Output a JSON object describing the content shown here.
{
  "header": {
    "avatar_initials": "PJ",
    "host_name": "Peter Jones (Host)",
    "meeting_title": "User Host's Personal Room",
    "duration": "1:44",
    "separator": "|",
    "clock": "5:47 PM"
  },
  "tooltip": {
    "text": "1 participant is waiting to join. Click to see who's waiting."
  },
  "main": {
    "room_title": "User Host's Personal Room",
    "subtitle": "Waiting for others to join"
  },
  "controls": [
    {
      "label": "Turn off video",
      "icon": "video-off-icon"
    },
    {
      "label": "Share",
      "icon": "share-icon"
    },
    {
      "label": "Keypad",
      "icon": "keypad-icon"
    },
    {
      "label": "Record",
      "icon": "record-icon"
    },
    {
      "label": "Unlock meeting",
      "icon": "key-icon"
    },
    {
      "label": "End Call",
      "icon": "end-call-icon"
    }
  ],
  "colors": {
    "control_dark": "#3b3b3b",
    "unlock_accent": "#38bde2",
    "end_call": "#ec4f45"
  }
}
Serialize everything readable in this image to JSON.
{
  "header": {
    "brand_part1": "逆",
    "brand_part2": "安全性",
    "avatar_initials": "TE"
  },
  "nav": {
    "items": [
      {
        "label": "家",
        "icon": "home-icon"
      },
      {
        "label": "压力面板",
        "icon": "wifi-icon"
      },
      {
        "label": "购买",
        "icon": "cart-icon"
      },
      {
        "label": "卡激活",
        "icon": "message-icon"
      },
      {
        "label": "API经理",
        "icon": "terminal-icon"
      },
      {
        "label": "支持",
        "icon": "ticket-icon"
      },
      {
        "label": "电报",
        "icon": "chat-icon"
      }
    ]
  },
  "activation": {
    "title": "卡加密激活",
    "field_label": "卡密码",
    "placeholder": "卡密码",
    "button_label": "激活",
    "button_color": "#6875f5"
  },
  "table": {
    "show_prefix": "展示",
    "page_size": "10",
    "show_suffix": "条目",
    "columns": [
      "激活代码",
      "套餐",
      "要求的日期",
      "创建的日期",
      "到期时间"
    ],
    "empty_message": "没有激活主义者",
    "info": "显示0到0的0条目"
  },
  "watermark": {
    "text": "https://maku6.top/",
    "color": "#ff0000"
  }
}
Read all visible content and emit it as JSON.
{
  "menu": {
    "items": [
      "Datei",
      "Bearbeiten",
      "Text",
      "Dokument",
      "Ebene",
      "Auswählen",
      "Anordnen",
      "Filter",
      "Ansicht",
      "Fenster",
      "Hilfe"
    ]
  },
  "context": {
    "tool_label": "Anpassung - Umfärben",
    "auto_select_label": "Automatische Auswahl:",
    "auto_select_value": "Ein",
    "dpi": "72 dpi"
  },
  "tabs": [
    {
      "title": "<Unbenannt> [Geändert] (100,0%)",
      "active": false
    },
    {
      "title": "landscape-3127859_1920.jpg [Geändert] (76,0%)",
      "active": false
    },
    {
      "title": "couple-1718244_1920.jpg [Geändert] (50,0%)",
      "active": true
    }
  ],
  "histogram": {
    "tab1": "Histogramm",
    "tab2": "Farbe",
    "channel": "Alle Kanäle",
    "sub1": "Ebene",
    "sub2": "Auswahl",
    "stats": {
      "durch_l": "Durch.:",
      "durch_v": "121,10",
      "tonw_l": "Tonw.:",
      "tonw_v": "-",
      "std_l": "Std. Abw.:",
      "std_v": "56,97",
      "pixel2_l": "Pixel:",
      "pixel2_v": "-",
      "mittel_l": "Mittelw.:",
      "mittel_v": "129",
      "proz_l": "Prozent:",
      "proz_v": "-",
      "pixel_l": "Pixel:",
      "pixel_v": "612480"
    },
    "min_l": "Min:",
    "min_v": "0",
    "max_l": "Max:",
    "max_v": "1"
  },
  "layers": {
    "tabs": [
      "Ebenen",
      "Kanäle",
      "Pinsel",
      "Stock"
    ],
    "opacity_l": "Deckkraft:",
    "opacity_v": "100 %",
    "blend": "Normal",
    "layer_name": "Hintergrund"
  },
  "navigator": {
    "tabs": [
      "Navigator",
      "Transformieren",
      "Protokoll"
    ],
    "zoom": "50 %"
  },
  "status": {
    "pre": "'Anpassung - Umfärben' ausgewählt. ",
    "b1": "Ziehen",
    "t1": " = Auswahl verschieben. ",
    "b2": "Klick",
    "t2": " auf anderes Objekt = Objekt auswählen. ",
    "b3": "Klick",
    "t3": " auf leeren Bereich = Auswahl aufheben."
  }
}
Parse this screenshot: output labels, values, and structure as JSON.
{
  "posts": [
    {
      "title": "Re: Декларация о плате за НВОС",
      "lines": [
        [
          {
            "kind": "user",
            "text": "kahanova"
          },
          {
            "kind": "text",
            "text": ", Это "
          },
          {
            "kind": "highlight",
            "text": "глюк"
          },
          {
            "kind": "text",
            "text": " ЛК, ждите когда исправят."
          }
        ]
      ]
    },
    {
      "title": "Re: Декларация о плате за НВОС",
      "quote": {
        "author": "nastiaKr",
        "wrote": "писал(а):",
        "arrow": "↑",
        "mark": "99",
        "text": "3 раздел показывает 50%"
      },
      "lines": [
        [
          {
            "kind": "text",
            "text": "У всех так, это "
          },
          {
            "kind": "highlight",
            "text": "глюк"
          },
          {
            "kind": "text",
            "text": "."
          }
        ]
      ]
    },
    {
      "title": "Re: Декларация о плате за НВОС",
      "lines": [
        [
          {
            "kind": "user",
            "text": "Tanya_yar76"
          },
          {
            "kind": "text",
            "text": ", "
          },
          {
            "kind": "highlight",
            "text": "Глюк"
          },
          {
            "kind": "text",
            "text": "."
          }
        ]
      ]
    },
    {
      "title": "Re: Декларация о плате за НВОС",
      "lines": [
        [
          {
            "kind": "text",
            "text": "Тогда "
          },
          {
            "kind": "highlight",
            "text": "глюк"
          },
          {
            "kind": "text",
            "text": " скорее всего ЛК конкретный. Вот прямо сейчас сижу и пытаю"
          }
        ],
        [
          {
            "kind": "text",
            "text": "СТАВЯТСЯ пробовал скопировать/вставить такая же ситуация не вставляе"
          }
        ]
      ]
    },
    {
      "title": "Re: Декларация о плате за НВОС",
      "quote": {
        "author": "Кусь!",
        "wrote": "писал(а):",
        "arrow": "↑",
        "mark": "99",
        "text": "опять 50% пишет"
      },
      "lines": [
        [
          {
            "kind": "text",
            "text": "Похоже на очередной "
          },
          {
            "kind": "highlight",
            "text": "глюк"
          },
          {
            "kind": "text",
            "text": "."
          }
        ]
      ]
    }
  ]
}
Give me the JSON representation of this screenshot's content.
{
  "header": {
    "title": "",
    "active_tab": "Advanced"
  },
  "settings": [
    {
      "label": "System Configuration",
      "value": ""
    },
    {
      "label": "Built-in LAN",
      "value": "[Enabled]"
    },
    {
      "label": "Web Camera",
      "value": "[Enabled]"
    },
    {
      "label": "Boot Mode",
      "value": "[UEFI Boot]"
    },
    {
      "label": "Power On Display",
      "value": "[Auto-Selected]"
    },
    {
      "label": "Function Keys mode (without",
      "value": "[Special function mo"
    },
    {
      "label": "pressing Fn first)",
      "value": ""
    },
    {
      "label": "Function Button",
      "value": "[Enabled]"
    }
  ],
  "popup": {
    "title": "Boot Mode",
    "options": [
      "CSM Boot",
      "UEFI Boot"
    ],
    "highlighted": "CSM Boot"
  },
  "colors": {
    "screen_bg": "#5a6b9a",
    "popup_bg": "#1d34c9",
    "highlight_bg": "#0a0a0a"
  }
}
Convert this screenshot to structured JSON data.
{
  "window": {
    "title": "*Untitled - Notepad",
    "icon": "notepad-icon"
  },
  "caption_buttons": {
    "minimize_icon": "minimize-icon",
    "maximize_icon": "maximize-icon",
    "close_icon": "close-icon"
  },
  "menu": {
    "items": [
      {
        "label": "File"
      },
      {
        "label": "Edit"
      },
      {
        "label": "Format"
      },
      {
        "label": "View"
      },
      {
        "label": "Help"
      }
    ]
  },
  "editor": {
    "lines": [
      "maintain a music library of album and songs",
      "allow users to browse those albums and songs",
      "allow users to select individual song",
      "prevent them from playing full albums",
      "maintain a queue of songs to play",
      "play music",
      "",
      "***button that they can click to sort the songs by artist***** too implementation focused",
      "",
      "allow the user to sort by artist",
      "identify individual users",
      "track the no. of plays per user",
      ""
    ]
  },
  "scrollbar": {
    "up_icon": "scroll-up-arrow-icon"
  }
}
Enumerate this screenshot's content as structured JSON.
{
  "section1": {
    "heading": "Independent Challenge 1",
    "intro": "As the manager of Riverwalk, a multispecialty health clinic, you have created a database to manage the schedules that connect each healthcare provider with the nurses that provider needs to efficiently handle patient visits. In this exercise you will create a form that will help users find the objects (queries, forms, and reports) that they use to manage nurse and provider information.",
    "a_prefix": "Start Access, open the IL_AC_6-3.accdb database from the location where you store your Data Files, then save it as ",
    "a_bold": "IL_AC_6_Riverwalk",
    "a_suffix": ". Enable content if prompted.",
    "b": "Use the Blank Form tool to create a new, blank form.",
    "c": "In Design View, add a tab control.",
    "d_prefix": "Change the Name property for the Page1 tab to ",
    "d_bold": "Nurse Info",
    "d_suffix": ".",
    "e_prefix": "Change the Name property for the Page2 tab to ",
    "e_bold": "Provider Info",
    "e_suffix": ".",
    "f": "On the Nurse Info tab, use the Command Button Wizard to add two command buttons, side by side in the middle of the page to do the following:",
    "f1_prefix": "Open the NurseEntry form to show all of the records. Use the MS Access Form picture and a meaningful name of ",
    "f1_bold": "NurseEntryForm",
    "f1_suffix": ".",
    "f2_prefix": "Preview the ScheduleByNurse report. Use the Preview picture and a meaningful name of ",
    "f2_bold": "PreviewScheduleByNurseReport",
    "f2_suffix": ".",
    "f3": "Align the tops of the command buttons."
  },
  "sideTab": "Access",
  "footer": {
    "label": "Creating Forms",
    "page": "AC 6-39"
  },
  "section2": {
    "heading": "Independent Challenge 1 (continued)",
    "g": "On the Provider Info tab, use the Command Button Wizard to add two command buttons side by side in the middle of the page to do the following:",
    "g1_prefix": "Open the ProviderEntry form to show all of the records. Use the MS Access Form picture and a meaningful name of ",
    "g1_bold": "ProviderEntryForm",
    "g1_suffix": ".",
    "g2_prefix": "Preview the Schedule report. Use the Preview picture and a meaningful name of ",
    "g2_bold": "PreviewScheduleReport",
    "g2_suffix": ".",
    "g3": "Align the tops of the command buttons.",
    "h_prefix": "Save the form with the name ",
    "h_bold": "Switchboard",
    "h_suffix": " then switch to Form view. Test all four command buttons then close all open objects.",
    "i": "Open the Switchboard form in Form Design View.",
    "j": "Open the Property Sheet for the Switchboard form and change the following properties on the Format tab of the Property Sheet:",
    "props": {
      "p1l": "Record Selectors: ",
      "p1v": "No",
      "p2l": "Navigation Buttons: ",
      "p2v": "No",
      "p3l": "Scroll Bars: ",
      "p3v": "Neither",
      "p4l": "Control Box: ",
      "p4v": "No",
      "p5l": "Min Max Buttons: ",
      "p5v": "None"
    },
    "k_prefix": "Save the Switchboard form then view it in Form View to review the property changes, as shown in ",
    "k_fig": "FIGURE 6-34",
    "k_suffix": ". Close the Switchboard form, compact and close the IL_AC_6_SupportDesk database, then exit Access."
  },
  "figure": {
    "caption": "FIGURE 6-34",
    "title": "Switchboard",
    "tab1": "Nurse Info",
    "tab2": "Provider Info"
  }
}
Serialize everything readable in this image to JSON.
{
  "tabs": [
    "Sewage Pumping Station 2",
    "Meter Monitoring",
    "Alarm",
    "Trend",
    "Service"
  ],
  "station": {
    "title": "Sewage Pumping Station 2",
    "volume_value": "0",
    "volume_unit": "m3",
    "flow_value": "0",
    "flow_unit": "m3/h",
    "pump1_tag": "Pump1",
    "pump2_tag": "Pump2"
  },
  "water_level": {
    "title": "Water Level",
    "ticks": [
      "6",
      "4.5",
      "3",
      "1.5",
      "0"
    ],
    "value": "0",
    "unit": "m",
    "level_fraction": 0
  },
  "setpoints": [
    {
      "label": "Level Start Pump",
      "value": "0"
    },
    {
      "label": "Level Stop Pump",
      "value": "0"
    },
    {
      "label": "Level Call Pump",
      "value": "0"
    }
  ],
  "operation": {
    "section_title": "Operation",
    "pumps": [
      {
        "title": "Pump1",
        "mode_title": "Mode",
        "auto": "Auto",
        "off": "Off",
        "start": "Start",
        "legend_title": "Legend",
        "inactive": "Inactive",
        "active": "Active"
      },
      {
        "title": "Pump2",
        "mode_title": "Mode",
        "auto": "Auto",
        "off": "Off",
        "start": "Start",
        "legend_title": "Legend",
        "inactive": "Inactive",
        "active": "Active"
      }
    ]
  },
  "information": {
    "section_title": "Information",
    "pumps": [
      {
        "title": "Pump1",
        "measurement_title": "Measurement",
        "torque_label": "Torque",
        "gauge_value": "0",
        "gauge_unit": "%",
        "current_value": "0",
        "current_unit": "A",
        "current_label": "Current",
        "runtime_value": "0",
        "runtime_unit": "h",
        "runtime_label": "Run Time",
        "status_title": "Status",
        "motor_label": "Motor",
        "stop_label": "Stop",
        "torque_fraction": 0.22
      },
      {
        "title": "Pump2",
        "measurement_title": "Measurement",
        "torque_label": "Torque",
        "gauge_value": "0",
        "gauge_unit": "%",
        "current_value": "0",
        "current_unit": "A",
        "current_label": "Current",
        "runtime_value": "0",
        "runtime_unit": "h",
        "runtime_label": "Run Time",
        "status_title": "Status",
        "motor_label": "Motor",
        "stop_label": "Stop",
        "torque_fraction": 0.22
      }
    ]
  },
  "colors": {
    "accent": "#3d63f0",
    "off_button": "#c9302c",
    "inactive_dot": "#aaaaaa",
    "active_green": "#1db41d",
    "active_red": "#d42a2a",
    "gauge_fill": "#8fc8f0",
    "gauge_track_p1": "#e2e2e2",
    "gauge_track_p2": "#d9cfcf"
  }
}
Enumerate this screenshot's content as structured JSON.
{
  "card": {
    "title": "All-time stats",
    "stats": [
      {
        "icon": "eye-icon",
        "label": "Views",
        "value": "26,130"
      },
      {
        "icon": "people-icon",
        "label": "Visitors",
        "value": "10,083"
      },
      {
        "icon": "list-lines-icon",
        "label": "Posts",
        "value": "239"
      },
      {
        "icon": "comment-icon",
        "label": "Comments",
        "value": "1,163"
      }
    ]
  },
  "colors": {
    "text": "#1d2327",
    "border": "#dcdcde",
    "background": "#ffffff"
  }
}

* [Set task]
Select the lines from the entries that include the word "Pumping".

* [The output]
    "Sewage Pumping Station 2",
    "title": "Sewage Pumping Station 2",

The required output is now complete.